** Begin DATA IN THIS EXERCISE **
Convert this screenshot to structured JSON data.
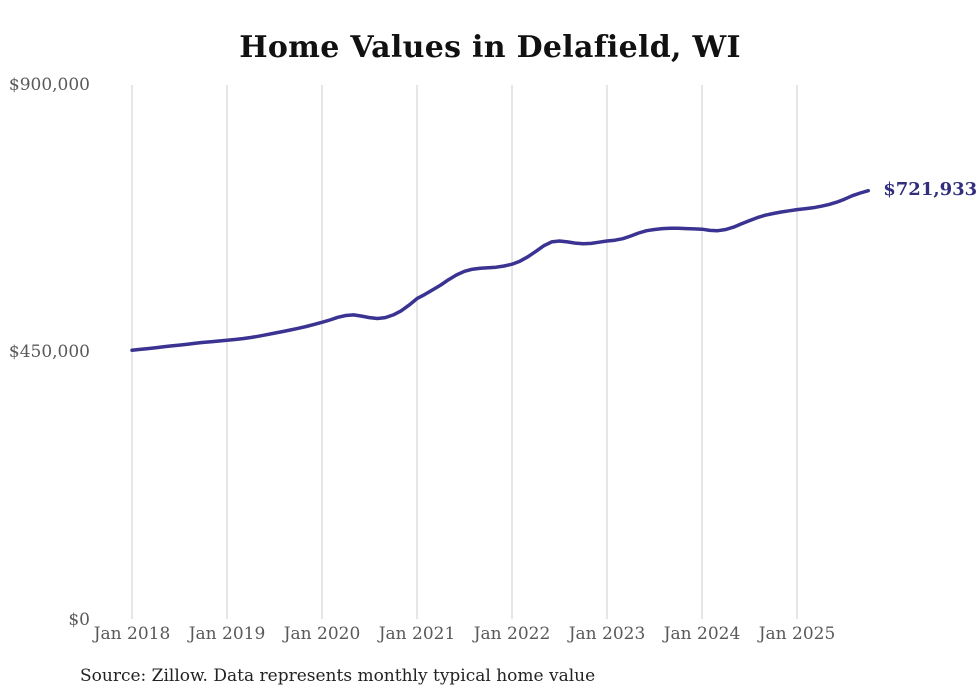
{
  "chart_data": {
    "type": "line",
    "title": "Home Values in Delafield, WI",
    "source": "Source: Zillow. Data represents monthly typical home value",
    "end_label": "$721,933",
    "latest_value": 721933,
    "frequency": "monthly",
    "x_start_month": "Jan 2018",
    "x_tick_labels": [
      "Jan 2018",
      "Jan 2019",
      "Jan 2020",
      "Jan 2021",
      "Jan 2022",
      "Jan 2023",
      "Jan 2024",
      "Jan 2025"
    ],
    "y_tick_labels": [
      "$900,000",
      "$450,000",
      "$0"
    ],
    "y_ticks": [
      900000,
      450000,
      0
    ],
    "ylim": [
      0,
      900000
    ],
    "grid": "vertical-only",
    "line_color": "#3a3391",
    "label_color": "#322e7d",
    "grid_color": "#cccccc",
    "axis_text_color": "#595959",
    "values": [
      453000,
      454400,
      455800,
      457200,
      458700,
      460200,
      461700,
      463200,
      464700,
      466100,
      467300,
      468500,
      469800,
      471000,
      472500,
      474400,
      476700,
      479200,
      481800,
      484400,
      487000,
      490000,
      493000,
      496500,
      500000,
      504000,
      508500,
      511500,
      512500,
      510500,
      508000,
      506500,
      508000,
      512500,
      519500,
      529000,
      540000,
      547000,
      555000,
      563000,
      572000,
      580000,
      586000,
      589500,
      591000,
      592000,
      593000,
      595000,
      598000,
      603000,
      610500,
      619500,
      629000,
      635500,
      637000,
      635500,
      633500,
      632500,
      633000,
      635000,
      637000,
      638500,
      641000,
      645500,
      650500,
      654500,
      656500,
      658000,
      658500,
      658500,
      658000,
      657500,
      657000,
      655000,
      654500,
      656500,
      660500,
      666000,
      671500,
      676500,
      680500,
      683500,
      686000,
      688000,
      690000,
      691500,
      693000,
      695500,
      698500,
      702500,
      707500,
      713500,
      718000,
      721933
    ]
  }
}
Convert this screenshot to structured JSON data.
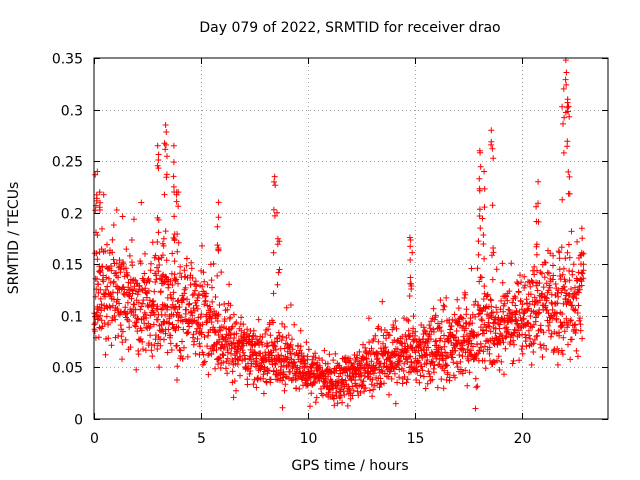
{
  "chart_data": {
    "type": "scatter",
    "title": "Day 079 of 2022, SRMTID for receiver drao",
    "xlabel": "GPS time / hours",
    "ylabel": "SRMTID / TECUs",
    "xlim": [
      0,
      24
    ],
    "ylim": [
      0,
      0.35
    ],
    "xticks": [
      0,
      5,
      10,
      15,
      20
    ],
    "xtick_labels": [
      "0",
      "5",
      "10",
      "15",
      "20"
    ],
    "yticks": [
      0,
      0.05,
      0.1,
      0.15,
      0.2,
      0.25,
      0.3,
      0.35
    ],
    "ytick_labels": [
      "0",
      "0.05",
      "0.1",
      "0.15",
      "0.2",
      "0.25",
      "0.3",
      "0.35"
    ],
    "grid": true,
    "marker": "+",
    "color": "#ff0000",
    "profile": {
      "description": "typical SRMTID level vs hour (data units), from visual estimate",
      "hours": [
        0,
        1,
        2,
        3,
        4,
        5,
        6,
        7,
        8,
        9,
        10,
        11,
        12,
        13,
        14,
        15,
        16,
        17,
        18,
        19,
        20,
        21,
        22,
        22.8
      ],
      "median": [
        0.13,
        0.12,
        0.11,
        0.11,
        0.11,
        0.1,
        0.08,
        0.065,
        0.06,
        0.055,
        0.045,
        0.04,
        0.04,
        0.055,
        0.06,
        0.065,
        0.07,
        0.075,
        0.08,
        0.09,
        0.1,
        0.11,
        0.11,
        0.11
      ],
      "spread": [
        0.04,
        0.035,
        0.035,
        0.035,
        0.035,
        0.03,
        0.025,
        0.02,
        0.02,
        0.02,
        0.015,
        0.015,
        0.015,
        0.02,
        0.02,
        0.02,
        0.022,
        0.025,
        0.03,
        0.03,
        0.03,
        0.035,
        0.035,
        0.035
      ],
      "step_hours": 0.01
    },
    "spikes": [
      {
        "x": 0.1,
        "y_min": 0.15,
        "y_max": 0.24
      },
      {
        "x": 0.3,
        "y_min": 0.14,
        "y_max": 0.22
      },
      {
        "x": 3.0,
        "y_min": 0.15,
        "y_max": 0.265
      },
      {
        "x": 3.2,
        "y_min": 0.13,
        "y_max": 0.17
      },
      {
        "x": 3.35,
        "y_min": 0.18,
        "y_max": 0.285
      },
      {
        "x": 3.75,
        "y_min": 0.15,
        "y_max": 0.265
      },
      {
        "x": 3.9,
        "y_min": 0.14,
        "y_max": 0.22
      },
      {
        "x": 5.8,
        "y_min": 0.15,
        "y_max": 0.21
      },
      {
        "x": 8.4,
        "y_min": 0.12,
        "y_max": 0.235
      },
      {
        "x": 8.6,
        "y_min": 0.13,
        "y_max": 0.2
      },
      {
        "x": 14.8,
        "y_min": 0.12,
        "y_max": 0.176
      },
      {
        "x": 18.0,
        "y_min": 0.15,
        "y_max": 0.26
      },
      {
        "x": 18.2,
        "y_min": 0.14,
        "y_max": 0.24
      },
      {
        "x": 18.6,
        "y_min": 0.15,
        "y_max": 0.28
      },
      {
        "x": 20.7,
        "y_min": 0.13,
        "y_max": 0.23
      },
      {
        "x": 21.9,
        "y_min": 0.2,
        "y_max": 0.32
      },
      {
        "x": 22.05,
        "y_min": 0.25,
        "y_max": 0.348
      },
      {
        "x": 22.15,
        "y_min": 0.2,
        "y_max": 0.31
      },
      {
        "x": 22.8,
        "y_min": 0.12,
        "y_max": 0.185
      }
    ],
    "seed": 79
  }
}
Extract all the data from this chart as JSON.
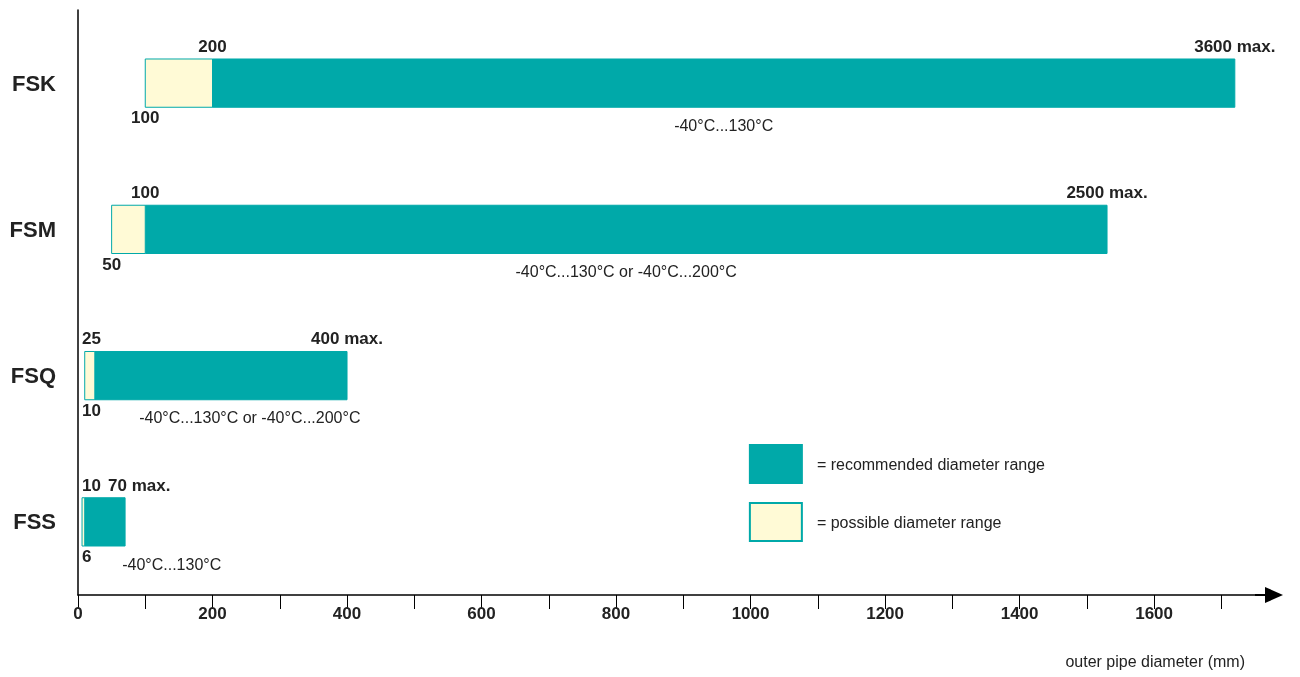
** End DATA IN THIS EXERCISE **
### WRITTEN EXERCISE:
Restate the full listing verbatim and drop every picture.

### THE ANSWER:
Convert this screenshot to structured JSON data.
{
  "chart_data": {
    "type": "line",
    "title": "Home Values in Delafield, WI",
    "source": "Source: Zillow. Data represents monthly typical home value",
    "end_label": "$721,933",
    "latest_value": 721933,
    "frequency": "monthly",
    "x_start_month": "Jan 2018",
    "x_tick_labels": [
      "Jan 2018",
      "Jan 2019",
      "Jan 2020",
      "Jan 2021",
      "Jan 2022",
      "Jan 2023",
      "Jan 2024",
      "Jan 2025"
    ],
    "y_tick_labels": [
      "$900,000",
      "$450,000",
      "$0"
    ],
    "y_ticks": [
      900000,
      450000,
      0
    ],
    "ylim": [
      0,
      900000
    ],
    "grid": "vertical-only",
    "line_color": "#3a3391",
    "label_color": "#322e7d",
    "grid_color": "#cccccc",
    "axis_text_color": "#595959",
    "values": [
      453000,
      454400,
      455800,
      457200,
      458700,
      460200,
      461700,
      463200,
      464700,
      466100,
      467300,
      468500,
      469800,
      471000,
      472500,
      474400,
      476700,
      479200,
      481800,
      484400,
      487000,
      490000,
      493000,
      496500,
      500000,
      504000,
      508500,
      511500,
      512500,
      510500,
      508000,
      506500,
      508000,
      512500,
      519500,
      529000,
      540000,
      547000,
      555000,
      563000,
      572000,
      580000,
      586000,
      589500,
      591000,
      592000,
      593000,
      595000,
      598000,
      603000,
      610500,
      619500,
      629000,
      635500,
      637000,
      635500,
      633500,
      632500,
      633000,
      635000,
      637000,
      638500,
      641000,
      645500,
      650500,
      654500,
      656500,
      658000,
      658500,
      658500,
      658000,
      657500,
      657000,
      655000,
      654500,
      656500,
      660500,
      666000,
      671500,
      676500,
      680500,
      683500,
      686000,
      688000,
      690000,
      691500,
      693000,
      695500,
      698500,
      702500,
      707500,
      713500,
      718000,
      721933
    ]
  }
}
Convert this screenshot to structured JSON data.
{
  "chart_data": {
    "type": "scatter",
    "title": "Day 079 of 2022, SRMTID for receiver drao",
    "xlabel": "GPS time / hours",
    "ylabel": "SRMTID / TECUs",
    "xlim": [
      0,
      24
    ],
    "ylim": [
      0,
      0.35
    ],
    "xticks": [
      0,
      5,
      10,
      15,
      20
    ],
    "xtick_labels": [
      "0",
      "5",
      "10",
      "15",
      "20"
    ],
    "yticks": [
      0,
      0.05,
      0.1,
      0.15,
      0.2,
      0.25,
      0.3,
      0.35
    ],
    "ytick_labels": [
      "0",
      "0.05",
      "0.1",
      "0.15",
      "0.2",
      "0.25",
      "0.3",
      "0.35"
    ],
    "grid": true,
    "marker": "+",
    "color": "#ff0000",
    "profile": {
      "description": "typical SRMTID level vs hour (data units), from visual estimate",
      "hours": [
        0,
        1,
        2,
        3,
        4,
        5,
        6,
        7,
        8,
        9,
        10,
        11,
        12,
        13,
        14,
        15,
        16,
        17,
        18,
        19,
        20,
        21,
        22,
        22.8
      ],
      "median": [
        0.13,
        0.12,
        0.11,
        0.11,
        0.11,
        0.1,
        0.08,
        0.065,
        0.06,
        0.055,
        0.045,
        0.04,
        0.04,
        0.055,
        0.06,
        0.065,
        0.07,
        0.075,
        0.08,
        0.09,
        0.1,
        0.11,
        0.11,
        0.11
      ],
      "spread": [
        0.04,
        0.035,
        0.035,
        0.035,
        0.035,
        0.03,
        0.025,
        0.02,
        0.02,
        0.02,
        0.015,
        0.015,
        0.015,
        0.02,
        0.02,
        0.02,
        0.022,
        0.025,
        0.03,
        0.03,
        0.03,
        0.035,
        0.035,
        0.035
      ],
      "step_hours": 0.01
    },
    "spikes": [
      {
        "x": 0.1,
        "y_min": 0.15,
        "y_max": 0.24
      },
      {
        "x": 0.3,
        "y_min": 0.14,
        "y_max": 0.22
      },
      {
        "x": 3.0,
        "y_min": 0.15,
        "y_max": 0.265
      },
      {
        "x": 3.2,
        "y_min": 0.13,
        "y_max": 0.17
      },
      {
        "x": 3.35,
        "y_min": 0.18,
        "y_max": 0.285
      },
      {
        "x": 3.75,
        "y_min": 0.15,
        "y_max": 0.265
      },
      {
        "x": 3.9,
        "y_min": 0.14,
        "y_max": 0.22
      },
      {
        "x": 5.8,
        "y_min": 0.15,
        "y_max": 0.21
      },
      {
        "x": 8.4,
        "y_min": 0.12,
        "y_max": 0.235
      },
      {
        "x": 8.6,
        "y_min": 0.13,
        "y_max": 0.2
      },
      {
        "x": 14.8,
        "y_min": 0.12,
        "y_max": 0.176
      },
      {
        "x": 18.0,
        "y_min": 0.15,
        "y_max": 0.26
      },
      {
        "x": 18.2,
        "y_min": 0.14,
        "y_max": 0.24
      },
      {
        "x": 18.6,
        "y_min": 0.15,
        "y_max": 0.28
      },
      {
        "x": 20.7,
        "y_min": 0.13,
        "y_max": 0.23
      },
      {
        "x": 21.9,
        "y_min": 0.2,
        "y_max": 0.32
      },
      {
        "x": 22.05,
        "y_min": 0.25,
        "y_max": 0.348
      },
      {
        "x": 22.15,
        "y_min": 0.2,
        "y_max": 0.31
      },
      {
        "x": 22.8,
        "y_min": 0.12,
        "y_max": 0.185
      }
    ],
    "seed": 79
  }
}
Extract all the data from this chart as JSON.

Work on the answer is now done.